* Begin *
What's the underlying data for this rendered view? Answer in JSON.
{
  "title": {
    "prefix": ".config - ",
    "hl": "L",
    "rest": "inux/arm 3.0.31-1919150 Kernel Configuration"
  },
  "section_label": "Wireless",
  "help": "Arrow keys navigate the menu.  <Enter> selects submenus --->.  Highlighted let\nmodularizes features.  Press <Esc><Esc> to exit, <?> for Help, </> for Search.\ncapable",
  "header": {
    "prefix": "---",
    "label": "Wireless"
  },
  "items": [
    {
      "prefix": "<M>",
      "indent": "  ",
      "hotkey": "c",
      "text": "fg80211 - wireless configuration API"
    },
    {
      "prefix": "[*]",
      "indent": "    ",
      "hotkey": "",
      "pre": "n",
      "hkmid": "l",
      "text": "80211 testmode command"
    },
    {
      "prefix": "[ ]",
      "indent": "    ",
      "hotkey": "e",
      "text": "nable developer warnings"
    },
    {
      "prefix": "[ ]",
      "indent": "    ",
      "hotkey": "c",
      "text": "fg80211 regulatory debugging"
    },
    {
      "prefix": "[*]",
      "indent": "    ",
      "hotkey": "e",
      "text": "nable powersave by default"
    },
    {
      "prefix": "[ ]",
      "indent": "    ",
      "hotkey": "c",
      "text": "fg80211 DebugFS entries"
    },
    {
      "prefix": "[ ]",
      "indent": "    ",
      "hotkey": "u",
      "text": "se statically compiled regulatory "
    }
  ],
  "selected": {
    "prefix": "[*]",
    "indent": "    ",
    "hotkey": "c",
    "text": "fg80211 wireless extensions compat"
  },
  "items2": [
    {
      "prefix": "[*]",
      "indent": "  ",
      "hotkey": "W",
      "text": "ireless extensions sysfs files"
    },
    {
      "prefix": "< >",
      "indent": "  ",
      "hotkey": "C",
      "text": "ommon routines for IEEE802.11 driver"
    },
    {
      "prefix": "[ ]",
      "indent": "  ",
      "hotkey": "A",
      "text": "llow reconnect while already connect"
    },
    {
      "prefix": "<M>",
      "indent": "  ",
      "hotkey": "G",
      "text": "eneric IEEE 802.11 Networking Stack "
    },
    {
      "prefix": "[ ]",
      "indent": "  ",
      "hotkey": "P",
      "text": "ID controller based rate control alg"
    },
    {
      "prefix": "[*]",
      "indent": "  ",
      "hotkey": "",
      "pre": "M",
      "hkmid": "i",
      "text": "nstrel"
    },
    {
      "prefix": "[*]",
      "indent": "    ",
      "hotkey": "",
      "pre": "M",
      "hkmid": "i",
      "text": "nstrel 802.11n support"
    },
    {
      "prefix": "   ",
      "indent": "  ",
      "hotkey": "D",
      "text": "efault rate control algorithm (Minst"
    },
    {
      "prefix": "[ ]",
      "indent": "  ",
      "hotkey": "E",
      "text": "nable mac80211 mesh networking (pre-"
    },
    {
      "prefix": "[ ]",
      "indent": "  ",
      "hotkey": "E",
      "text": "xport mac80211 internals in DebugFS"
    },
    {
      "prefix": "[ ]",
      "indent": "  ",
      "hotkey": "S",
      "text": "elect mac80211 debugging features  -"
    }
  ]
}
* End *
▸ **Short task**
List every line in the records above that contains the word "extensions".

▸ **Answer to the problem**
    "text": "fg80211 wireless extensions compat"
      "text": "ireless extensions sysfs files"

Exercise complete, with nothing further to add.